+++ 所给文本

2.以Class降序,升序查询Student表的所有记录。
3.以Cno升序、Degree降序查询Score表的所有记录。
4.查询“95031”班的学生。
5.查询Score表中的最高分的学生学号和课程号。(子查询或者排序)
6.查询每门课的平均成绩。
7.查询Score表中至少有5名学生选修的并以3开头的课程的平均分数。
8.查询分数大于70,小于90的Sno列。
9.查询所有学生的Sname、Cno和Degree列。
10.查询所有学生的Sno、Cname和Degree列。
11.查询所有学生的Sname、Cname和Degree列。
12.查询“95033”班学生的平均分。
13.查询所有选修“计算机导论”课程的“女”同学的成绩表。
14.查询选修“3-105”课程的成绩高于“109”号同学成绩的所有同学的记录。
15.查询score中选学多门课程的同学中分数为非最高分成绩的记录。
16.查询成绩高于学号为“109”、课程号为“3-105”的成绩的所有记录。
17.查询和学号为105的同学同年出生的所有学生的Sno、Sname和Sbirthday列。
18.查询“张旭“教师任课的学生成绩
19.查询选修某课程的同学人数多于4人的教师姓名
20.查询95033班和95031班全体学生的记录
21.查询存在有85分以上成绩的课程Cno
22.查询出“计算机系“教师所教课程的成绩表
23.查询“计算机系”与“电子工程系“不同职称的教师的Tname和Prof
24.查询选修编号为“3-105“课程且成绩至少高于选修编号为“3-245”的同学的Cno、Sno和Degree,并按Degree从高到低次序排序
25.查询选修编号为“3-105”且成绩高于选修编号为“3-245”课程的同学的Cno、Sno和Degree
26.查询所有教师和同学的name、sex和birthday
27.查询所有“女”教师和“女”同学的name、sex和birthday.
28.查询成绩比该课程平均成绩低的同学的成绩表
29.查询所有任课教师的Tname和Depart
30.查询所有未讲课的教师的Tname和Depart
31.查询至少有2名男生的班号
32.查询Student表中不姓“王”的同学记录
33.查询Student表中每个学生的姓名和年龄。
34.查询Student表中最大和最小的Sbirthday日期值。(时间格式最大值,最小值)
35.以班号和年龄从大到小的顺序查询Student表中的全部记录。 查询结果排序
36.查询“男”教师及其所上的课程
37.查询最高分同学的Sno、Cno和Degree列
38.查询和“李军”同性别的所有同学的Sname
39.查询和“李军”同性别并同班的同学Sname
40.查询所有选修“计算机导论”课程的“男”同学的成绩表
41.查询Student表中的所有记录的Sname、Ssex和Class列
42.查询教师所有的单位即不重复的Depart列
43.查询Student表的所有记录
44.查询Score表中成绩在60到80之间的所有记录
45.查询Score表中成绩为85,86或88的记录
代码答案如下:(自测代码,非最优解)
import org.apache.spark.{SparkConf, SparkContext}
import org.apache.spark.sql.SparkSession
object test_6_sparksql {
case class Student(Sno: String, Sname: String, Ssex: String, Sbirthday: String, Class: String)
case class Course(Cno: String, Cname: String, Tno: String)
case class Score(Sno: String, Cno: String, Degree: String)
case class Teacher(Tno: String, Tname: String, Tsex: String, Tbirthday: String, Prof: String, Depart: String)
def main(args: Array[String]): Unit = {
val conf = new SparkConf().setMaster("local").setAppName("myapp")
val spark = SparkSession.builder().config(conf).getOrCreate()
val sc = spark.sparkContext
val data1 = sc.textFile("C:/Users/yusyu/Desktop/sparksql/student.txt")
val data2 = sc.textFile("C:/Users/yusyu/Desktop/sparksql/course.txt")
val data3 = sc.textFile("C:/Users/yusyu/Desktop/sparksql/score.txt")

++++++
+++ 输入材料

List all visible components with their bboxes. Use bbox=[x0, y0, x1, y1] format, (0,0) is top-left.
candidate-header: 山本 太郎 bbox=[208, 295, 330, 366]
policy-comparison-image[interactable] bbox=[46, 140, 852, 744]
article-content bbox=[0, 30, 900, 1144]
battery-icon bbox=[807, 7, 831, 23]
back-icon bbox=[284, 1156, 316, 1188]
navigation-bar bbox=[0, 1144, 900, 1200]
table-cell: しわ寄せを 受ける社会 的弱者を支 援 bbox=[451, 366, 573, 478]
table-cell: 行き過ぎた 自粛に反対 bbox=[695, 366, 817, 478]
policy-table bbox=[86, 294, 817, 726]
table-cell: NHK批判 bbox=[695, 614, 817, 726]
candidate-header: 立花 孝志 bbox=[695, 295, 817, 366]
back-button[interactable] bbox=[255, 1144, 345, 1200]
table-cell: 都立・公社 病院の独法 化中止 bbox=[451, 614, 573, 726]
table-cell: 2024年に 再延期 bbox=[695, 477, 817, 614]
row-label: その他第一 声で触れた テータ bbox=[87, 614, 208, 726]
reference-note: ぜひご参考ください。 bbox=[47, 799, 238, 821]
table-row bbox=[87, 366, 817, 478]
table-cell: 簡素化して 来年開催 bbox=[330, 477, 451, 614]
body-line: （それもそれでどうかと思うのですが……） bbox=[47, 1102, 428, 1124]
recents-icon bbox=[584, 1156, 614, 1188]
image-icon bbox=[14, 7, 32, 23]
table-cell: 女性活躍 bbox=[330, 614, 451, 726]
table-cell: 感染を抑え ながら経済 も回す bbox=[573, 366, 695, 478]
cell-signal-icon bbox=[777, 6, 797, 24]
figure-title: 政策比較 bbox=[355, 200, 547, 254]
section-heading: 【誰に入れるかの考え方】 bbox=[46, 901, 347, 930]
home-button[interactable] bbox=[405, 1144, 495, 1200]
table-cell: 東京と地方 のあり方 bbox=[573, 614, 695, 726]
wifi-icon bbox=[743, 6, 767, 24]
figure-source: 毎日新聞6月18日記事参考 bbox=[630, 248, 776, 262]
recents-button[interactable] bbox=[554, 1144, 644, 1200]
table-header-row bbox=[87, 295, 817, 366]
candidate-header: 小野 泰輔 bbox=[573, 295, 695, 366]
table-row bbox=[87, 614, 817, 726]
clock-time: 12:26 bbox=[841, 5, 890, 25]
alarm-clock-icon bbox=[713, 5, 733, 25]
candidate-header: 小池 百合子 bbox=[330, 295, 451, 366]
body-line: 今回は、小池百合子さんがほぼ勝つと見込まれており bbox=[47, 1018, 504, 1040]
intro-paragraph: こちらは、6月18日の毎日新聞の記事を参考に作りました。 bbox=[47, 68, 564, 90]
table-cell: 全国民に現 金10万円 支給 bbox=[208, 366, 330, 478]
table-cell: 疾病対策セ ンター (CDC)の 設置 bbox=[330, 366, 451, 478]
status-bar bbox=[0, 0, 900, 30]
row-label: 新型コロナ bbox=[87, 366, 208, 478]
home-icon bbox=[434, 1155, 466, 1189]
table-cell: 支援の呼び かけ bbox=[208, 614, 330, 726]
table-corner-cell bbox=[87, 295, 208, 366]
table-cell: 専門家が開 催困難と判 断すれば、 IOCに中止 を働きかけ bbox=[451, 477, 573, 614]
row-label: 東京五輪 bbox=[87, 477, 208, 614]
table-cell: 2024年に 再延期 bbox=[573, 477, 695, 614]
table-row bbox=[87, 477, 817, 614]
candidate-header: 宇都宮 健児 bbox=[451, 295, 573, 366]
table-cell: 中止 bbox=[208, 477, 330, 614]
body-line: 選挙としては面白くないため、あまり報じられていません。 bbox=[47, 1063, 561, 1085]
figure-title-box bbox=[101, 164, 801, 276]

++++++

* **必做任务**:
1. 所给文本的代码中，case class Score 定义了哪几个字段？
2. 请逐字照抄记录中的这些行：从记录开头起，到包含“table-cell: 2024年に 再延期 bbox=[695, 477, 817, 614]”的那一行为止，首尾两行都包括在内。
所给文本与这些记录彼此无关。

* **各题答案**:
1. Sno、Cno 和 Degree，类型都是 String。

2.
List all visible components with their bboxes. Use bbox=[x0, y0, x1, y1] format, (0,0) is top-left.
candidate-header: 山本 太郎 bbox=[208, 295, 330, 366]
policy-comparison-image[interactable] bbox=[46, 140, 852, 744]
article-content bbox=[0, 30, 900, 1144]
battery-icon bbox=[807, 7, 831, 23]
back-icon bbox=[284, 1156, 316, 1188]
navigation-bar bbox=[0, 1144, 900, 1200]
table-cell: しわ寄せを 受ける社会 的弱者を支 援 bbox=[451, 366, 573, 478]
table-cell: 行き過ぎた 自粛に反対 bbox=[695, 366, 817, 478]
policy-table bbox=[86, 294, 817, 726]
table-cell: NHK批判 bbox=[695, 614, 817, 726]
candidate-header: 立花 孝志 bbox=[695, 295, 817, 366]
back-button[interactable] bbox=[255, 1144, 345, 1200]
table-cell: 都立・公社 病院の独法 化中止 bbox=[451, 614, 573, 726]
table-cell: 2024年に 再延期 bbox=[695, 477, 817, 614]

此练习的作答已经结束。